Copy the data below verbatim, line for line, but leave out the two lines that stand for pictures.

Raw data
|---|

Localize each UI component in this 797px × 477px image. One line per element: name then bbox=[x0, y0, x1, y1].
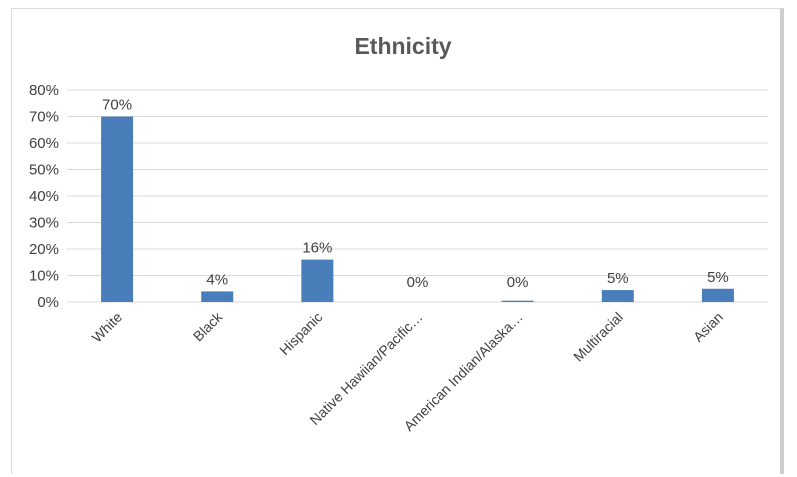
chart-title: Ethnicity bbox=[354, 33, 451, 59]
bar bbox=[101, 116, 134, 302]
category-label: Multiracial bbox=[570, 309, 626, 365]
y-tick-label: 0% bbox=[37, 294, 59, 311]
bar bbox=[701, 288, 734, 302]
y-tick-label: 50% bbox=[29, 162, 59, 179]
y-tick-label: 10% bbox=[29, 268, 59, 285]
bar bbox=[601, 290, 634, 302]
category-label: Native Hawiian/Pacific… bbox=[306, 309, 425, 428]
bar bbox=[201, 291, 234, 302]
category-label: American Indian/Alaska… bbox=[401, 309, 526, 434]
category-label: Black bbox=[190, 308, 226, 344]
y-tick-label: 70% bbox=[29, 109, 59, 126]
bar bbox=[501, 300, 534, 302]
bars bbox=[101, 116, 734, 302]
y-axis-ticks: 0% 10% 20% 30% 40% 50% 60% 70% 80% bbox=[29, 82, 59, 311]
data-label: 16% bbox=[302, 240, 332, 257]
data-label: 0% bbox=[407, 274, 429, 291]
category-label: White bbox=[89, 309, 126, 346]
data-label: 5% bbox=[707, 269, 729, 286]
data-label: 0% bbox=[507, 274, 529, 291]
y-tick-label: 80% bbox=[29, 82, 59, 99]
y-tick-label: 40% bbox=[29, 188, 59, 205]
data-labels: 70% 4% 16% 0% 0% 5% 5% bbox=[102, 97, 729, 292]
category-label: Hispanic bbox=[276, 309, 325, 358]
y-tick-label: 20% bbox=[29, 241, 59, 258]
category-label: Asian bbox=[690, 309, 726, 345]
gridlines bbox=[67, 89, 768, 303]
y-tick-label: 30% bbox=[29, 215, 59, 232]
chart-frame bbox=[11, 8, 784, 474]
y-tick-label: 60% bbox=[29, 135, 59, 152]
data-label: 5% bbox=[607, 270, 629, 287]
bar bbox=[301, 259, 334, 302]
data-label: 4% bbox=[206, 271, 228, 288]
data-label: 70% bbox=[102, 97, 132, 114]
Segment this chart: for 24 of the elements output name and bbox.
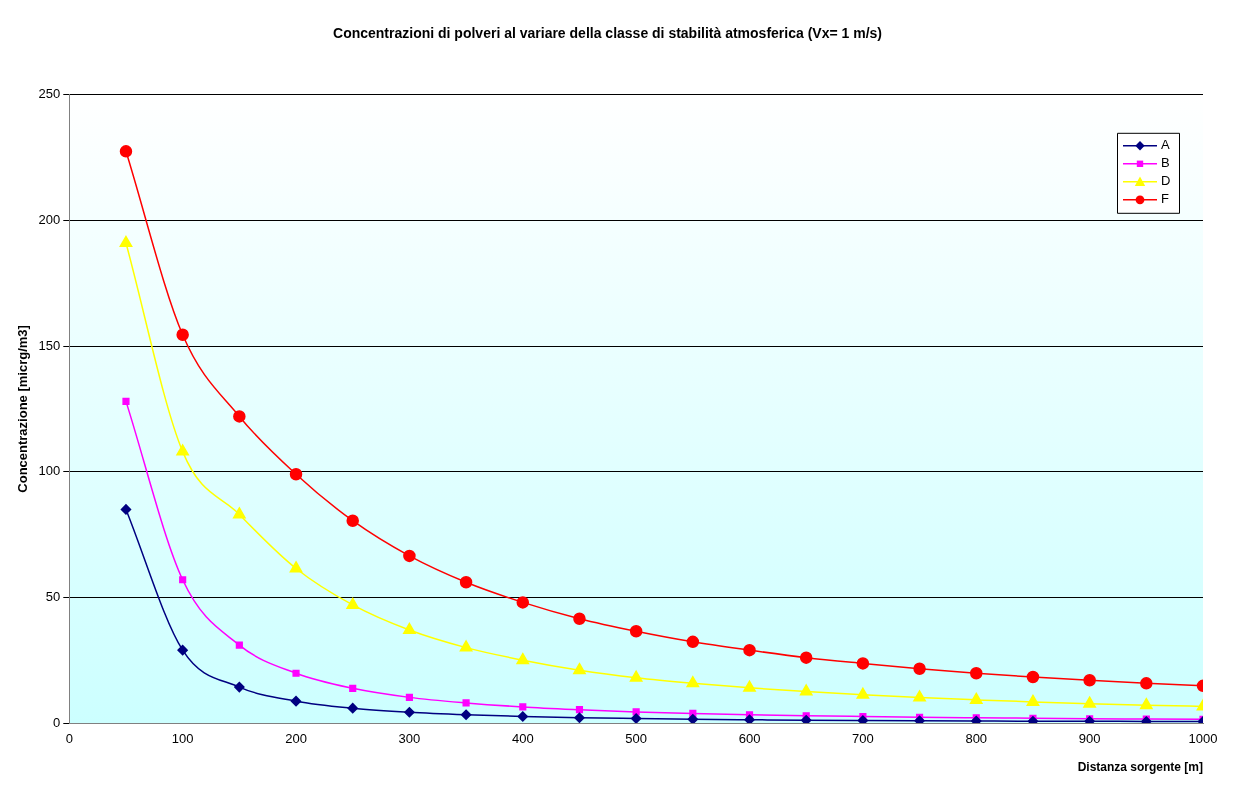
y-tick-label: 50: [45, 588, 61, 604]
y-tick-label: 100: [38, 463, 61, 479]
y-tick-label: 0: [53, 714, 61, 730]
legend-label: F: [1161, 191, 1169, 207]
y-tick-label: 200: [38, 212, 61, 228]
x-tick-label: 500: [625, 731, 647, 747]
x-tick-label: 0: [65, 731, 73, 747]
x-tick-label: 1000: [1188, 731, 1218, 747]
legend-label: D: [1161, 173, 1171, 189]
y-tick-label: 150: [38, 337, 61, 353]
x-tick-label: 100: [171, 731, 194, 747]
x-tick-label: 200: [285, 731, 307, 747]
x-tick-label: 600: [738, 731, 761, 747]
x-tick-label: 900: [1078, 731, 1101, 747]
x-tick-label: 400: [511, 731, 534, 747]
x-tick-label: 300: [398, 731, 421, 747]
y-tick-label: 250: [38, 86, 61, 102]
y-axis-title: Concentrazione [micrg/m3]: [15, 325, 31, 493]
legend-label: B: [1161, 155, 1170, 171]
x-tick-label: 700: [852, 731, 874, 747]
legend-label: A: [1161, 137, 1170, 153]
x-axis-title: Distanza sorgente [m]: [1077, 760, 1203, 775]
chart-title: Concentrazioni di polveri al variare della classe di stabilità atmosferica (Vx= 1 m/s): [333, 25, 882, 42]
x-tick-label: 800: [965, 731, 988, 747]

|---|

Response for this exercise.
Localize each UI component in this 797px × 477px image. One line per element: name then bbox=[x0, y0, x1, y1].
chart-title: Ethnicity bbox=[354, 33, 451, 59]
bar bbox=[101, 116, 134, 302]
category-label: Multiracial bbox=[570, 309, 626, 365]
y-tick-label: 0% bbox=[37, 294, 59, 311]
bar bbox=[701, 288, 734, 302]
y-tick-label: 50% bbox=[29, 162, 59, 179]
y-tick-label: 10% bbox=[29, 268, 59, 285]
bar bbox=[601, 290, 634, 302]
category-label: Native Hawiian/Pacific… bbox=[306, 309, 425, 428]
bar bbox=[201, 291, 234, 302]
category-label: American Indian/Alaska… bbox=[401, 309, 526, 434]
category-label: Black bbox=[190, 308, 226, 344]
y-tick-label: 70% bbox=[29, 109, 59, 126]
bar bbox=[501, 300, 534, 302]
bars bbox=[101, 116, 734, 302]
y-axis-ticks: 0% 10% 20% 30% 40% 50% 60% 70% 80% bbox=[29, 82, 59, 311]
data-label: 16% bbox=[302, 240, 332, 257]
data-label: 0% bbox=[407, 274, 429, 291]
category-label: White bbox=[89, 309, 126, 346]
data-label: 5% bbox=[707, 269, 729, 286]
data-label: 0% bbox=[507, 274, 529, 291]
y-tick-label: 80% bbox=[29, 82, 59, 99]
y-tick-label: 40% bbox=[29, 188, 59, 205]
data-labels: 70% 4% 16% 0% 0% 5% 5% bbox=[102, 97, 729, 292]
category-label: Hispanic bbox=[276, 309, 325, 358]
y-tick-label: 20% bbox=[29, 241, 59, 258]
category-label: Asian bbox=[690, 309, 726, 345]
gridlines bbox=[67, 89, 768, 303]
y-tick-label: 30% bbox=[29, 215, 59, 232]
chart-frame bbox=[11, 8, 784, 474]
y-tick-label: 60% bbox=[29, 135, 59, 152]
data-label: 5% bbox=[607, 270, 629, 287]
bar bbox=[301, 259, 334, 302]
data-label: 4% bbox=[206, 271, 228, 288]
data-label: 70% bbox=[102, 97, 132, 114]
Segment this chart: for 24 of the elements output name and bbox.
y-tick-label: 50: [45, 588, 61, 604]
y-tick-label: 100: [38, 463, 61, 479]
y-tick-label: 0: [53, 714, 61, 730]
legend-label: F: [1161, 191, 1169, 207]
y-tick-label: 200: [38, 212, 61, 228]
x-tick-label: 500: [625, 731, 647, 747]
x-tick-label: 0: [65, 731, 73, 747]
x-tick-label: 1000: [1188, 731, 1218, 747]
legend-label: D: [1161, 173, 1171, 189]
y-tick-label: 150: [38, 337, 61, 353]
x-tick-label: 100: [171, 731, 194, 747]
x-tick-label: 200: [285, 731, 307, 747]
x-tick-label: 600: [738, 731, 761, 747]
x-tick-label: 900: [1078, 731, 1101, 747]
x-tick-label: 400: [511, 731, 534, 747]
x-tick-label: 300: [398, 731, 421, 747]
y-tick-label: 250: [38, 86, 61, 102]
y-axis-title: Concentrazione [micrg/m3]: [15, 325, 31, 493]
legend-label: B: [1161, 155, 1170, 171]
x-tick-label: 700: [852, 731, 874, 747]
legend-label: A: [1161, 137, 1170, 153]
x-axis-title: Distanza sorgente [m]: [1077, 760, 1203, 775]
chart-title: Concentrazioni di polveri al variare della classe di stabilità atmosferica (Vx= 1 m/s): [333, 25, 882, 42]
x-tick-label: 800: [965, 731, 988, 747]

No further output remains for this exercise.